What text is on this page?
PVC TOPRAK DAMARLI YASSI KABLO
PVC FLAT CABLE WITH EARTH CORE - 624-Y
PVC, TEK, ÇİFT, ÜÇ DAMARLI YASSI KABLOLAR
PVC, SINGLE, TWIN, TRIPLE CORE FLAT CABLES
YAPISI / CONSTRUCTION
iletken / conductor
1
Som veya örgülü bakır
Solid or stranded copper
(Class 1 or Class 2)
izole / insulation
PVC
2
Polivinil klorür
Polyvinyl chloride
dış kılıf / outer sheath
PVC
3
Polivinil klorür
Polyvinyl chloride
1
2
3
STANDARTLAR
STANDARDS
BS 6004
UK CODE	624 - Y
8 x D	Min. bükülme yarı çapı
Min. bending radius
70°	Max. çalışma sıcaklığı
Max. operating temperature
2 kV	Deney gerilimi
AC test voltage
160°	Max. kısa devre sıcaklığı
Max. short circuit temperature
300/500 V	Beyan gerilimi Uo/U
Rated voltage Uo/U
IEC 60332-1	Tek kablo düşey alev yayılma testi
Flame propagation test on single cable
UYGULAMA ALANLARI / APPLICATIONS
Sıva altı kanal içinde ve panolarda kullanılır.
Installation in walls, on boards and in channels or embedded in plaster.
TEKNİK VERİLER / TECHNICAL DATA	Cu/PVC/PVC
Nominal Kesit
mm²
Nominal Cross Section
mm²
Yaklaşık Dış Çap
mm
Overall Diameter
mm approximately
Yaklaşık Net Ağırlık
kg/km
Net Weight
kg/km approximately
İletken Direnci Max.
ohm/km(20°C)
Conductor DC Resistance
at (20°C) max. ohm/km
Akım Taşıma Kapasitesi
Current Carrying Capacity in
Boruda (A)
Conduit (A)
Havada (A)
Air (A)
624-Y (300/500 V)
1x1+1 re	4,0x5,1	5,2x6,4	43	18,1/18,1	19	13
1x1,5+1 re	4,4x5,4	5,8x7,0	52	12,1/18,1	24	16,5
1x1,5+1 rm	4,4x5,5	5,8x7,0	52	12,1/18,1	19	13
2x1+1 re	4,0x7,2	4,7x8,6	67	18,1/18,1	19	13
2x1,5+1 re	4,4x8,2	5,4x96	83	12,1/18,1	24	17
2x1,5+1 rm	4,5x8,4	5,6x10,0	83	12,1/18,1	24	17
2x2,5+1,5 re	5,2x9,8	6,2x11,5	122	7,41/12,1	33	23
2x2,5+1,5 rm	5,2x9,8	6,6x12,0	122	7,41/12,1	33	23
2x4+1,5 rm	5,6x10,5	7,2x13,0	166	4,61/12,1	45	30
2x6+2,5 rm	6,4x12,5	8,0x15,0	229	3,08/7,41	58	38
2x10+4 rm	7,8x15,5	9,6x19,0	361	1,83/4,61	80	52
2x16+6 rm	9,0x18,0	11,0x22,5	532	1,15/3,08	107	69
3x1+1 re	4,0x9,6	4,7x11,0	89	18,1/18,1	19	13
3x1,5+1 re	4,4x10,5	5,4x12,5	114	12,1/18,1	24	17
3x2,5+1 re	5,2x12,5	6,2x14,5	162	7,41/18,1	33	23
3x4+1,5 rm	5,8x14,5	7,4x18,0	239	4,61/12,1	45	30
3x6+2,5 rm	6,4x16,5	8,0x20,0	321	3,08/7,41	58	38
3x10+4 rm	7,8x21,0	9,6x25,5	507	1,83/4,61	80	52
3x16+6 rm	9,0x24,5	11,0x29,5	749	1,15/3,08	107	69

──────────

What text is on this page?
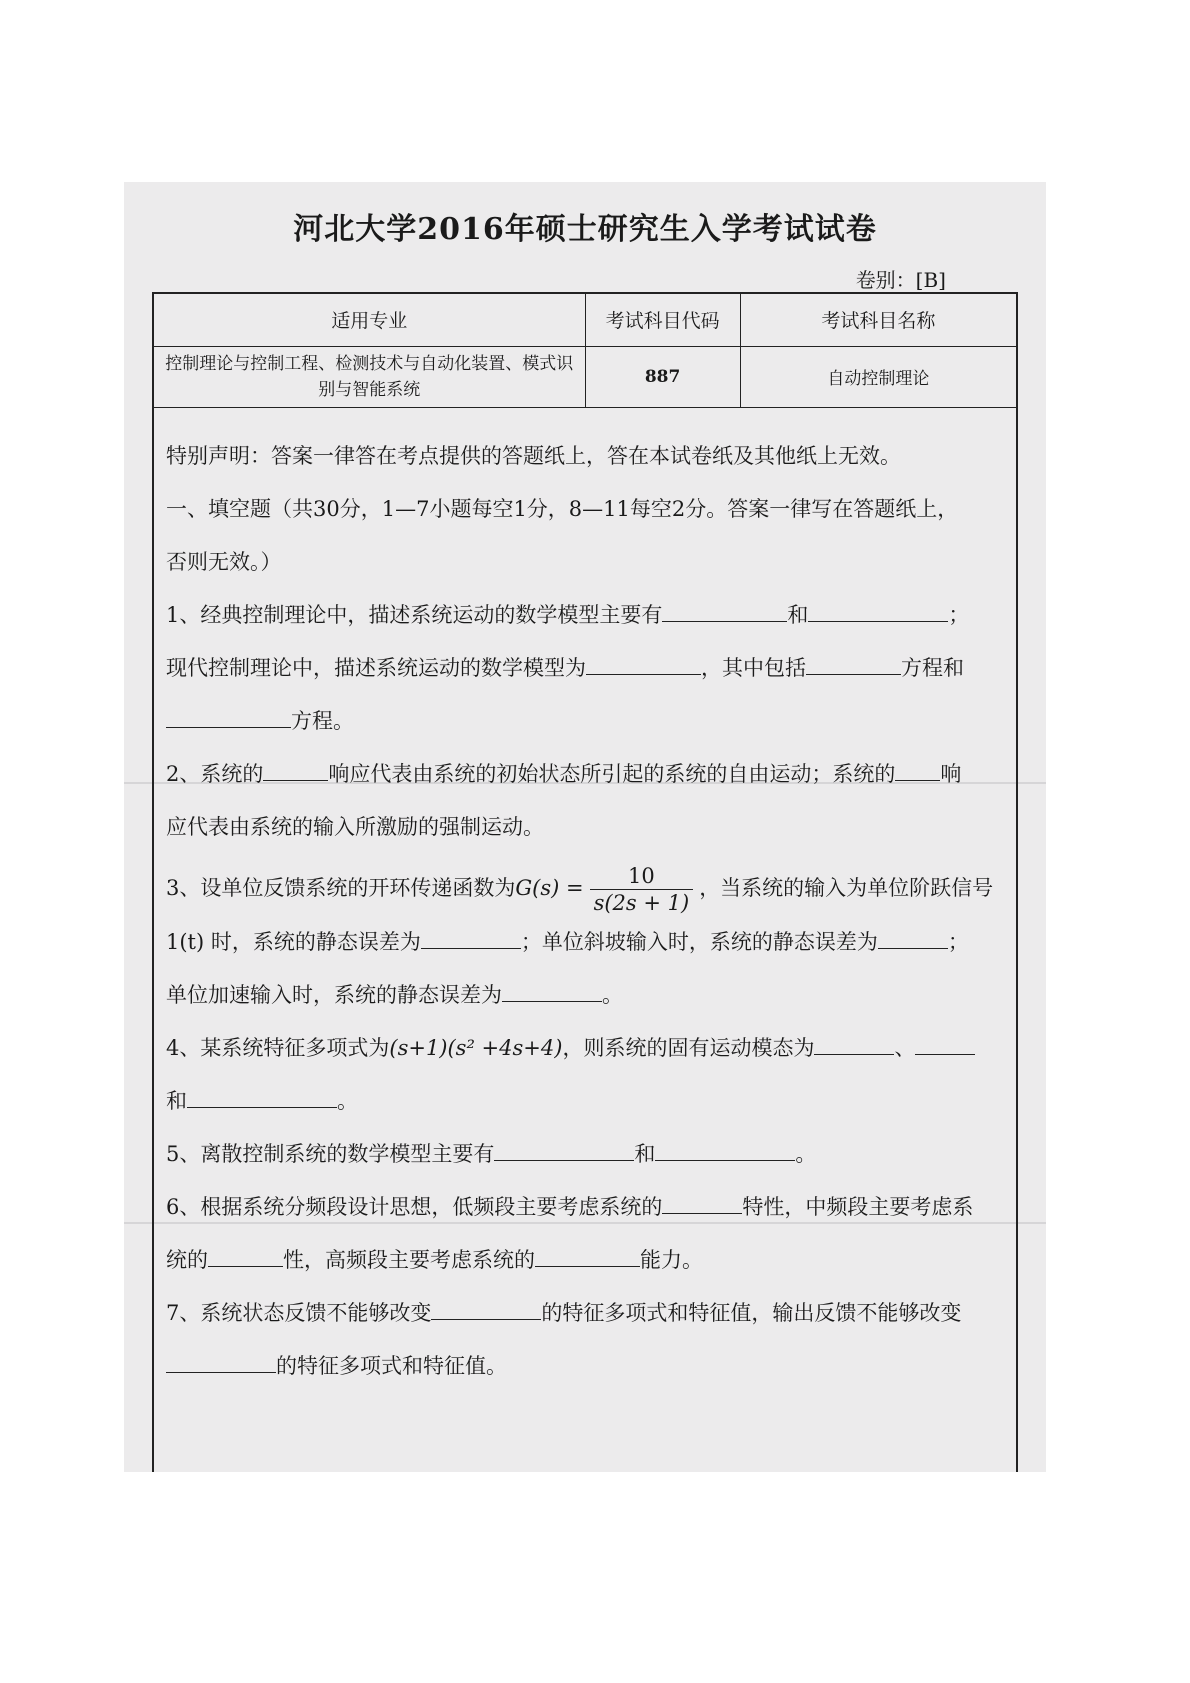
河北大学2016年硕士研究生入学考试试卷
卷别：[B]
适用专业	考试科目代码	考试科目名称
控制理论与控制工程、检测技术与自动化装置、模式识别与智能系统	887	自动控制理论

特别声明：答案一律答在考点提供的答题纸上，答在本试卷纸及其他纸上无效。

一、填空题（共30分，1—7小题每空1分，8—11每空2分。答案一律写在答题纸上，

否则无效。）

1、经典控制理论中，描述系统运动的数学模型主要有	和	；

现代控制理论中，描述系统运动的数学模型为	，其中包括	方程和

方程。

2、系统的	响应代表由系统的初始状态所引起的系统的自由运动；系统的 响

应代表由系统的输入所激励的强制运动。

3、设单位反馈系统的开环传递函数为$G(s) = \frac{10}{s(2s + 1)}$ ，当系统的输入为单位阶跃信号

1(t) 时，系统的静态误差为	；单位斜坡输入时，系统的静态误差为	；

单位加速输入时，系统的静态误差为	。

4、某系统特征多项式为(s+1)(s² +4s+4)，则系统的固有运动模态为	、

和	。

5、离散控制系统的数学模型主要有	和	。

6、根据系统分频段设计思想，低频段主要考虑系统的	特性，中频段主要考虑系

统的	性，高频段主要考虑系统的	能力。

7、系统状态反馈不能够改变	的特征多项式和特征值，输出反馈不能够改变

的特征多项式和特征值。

──────────

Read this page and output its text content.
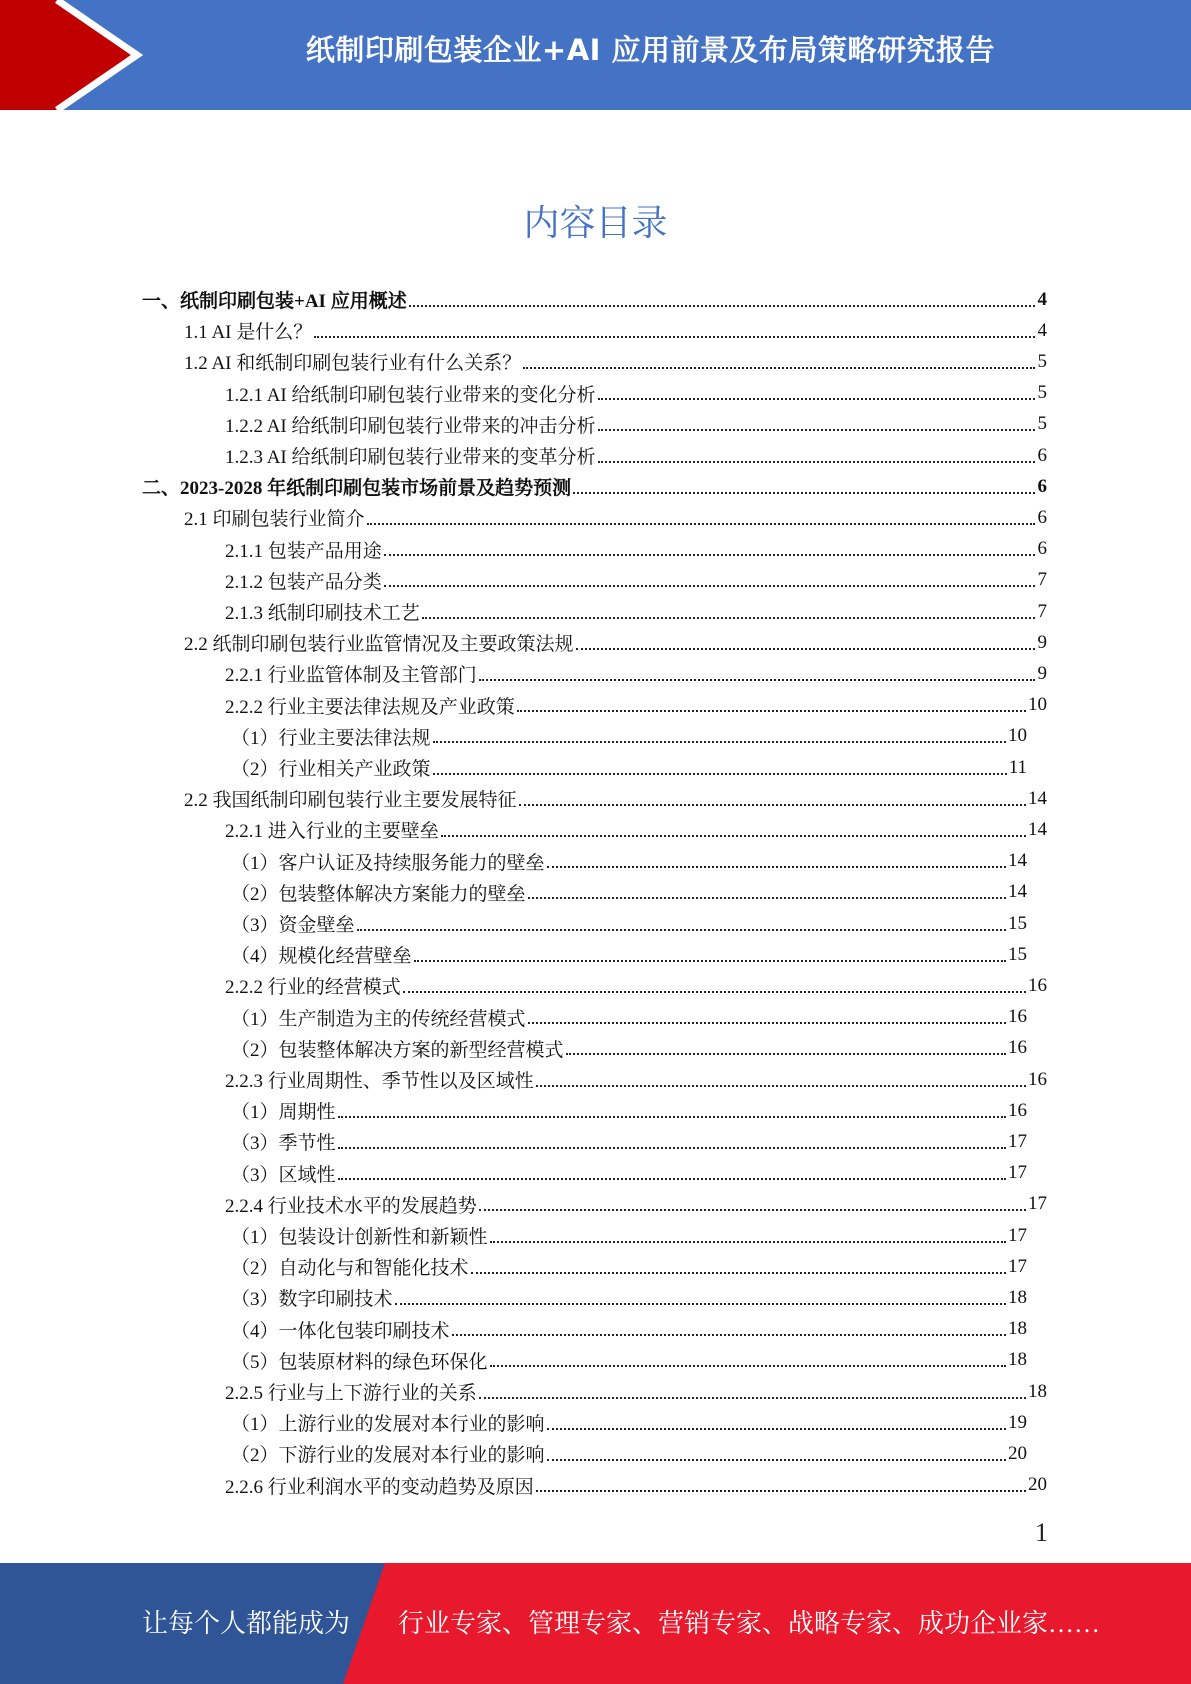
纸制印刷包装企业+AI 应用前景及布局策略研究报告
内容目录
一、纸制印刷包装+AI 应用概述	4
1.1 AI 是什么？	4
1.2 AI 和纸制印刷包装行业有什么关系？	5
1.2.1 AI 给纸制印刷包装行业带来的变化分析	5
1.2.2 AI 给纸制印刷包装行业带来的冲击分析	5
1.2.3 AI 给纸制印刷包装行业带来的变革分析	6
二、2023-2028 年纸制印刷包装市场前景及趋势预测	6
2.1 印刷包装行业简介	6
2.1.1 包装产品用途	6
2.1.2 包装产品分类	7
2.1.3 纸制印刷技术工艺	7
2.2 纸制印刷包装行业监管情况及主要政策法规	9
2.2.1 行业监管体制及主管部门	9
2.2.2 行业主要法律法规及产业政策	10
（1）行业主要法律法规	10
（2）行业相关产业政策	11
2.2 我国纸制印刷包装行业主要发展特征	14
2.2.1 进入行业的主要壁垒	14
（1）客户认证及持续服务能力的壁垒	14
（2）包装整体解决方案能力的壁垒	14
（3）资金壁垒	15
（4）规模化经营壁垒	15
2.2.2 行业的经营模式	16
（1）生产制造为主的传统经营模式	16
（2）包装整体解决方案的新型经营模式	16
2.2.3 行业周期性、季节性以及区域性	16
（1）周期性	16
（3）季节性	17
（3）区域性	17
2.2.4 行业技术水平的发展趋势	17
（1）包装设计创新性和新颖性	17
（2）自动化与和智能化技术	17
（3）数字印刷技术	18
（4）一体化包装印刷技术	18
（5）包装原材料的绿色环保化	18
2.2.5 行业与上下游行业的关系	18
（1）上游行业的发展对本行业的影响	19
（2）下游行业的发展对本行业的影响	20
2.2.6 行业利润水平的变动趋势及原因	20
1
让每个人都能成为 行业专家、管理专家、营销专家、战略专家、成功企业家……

──────────

* EXERCISE PROMPT
In the listing above, locate each line with "temperature" and copy it.

* FULL OUTPUT
Max. operating temperature
Max. short circuit temperature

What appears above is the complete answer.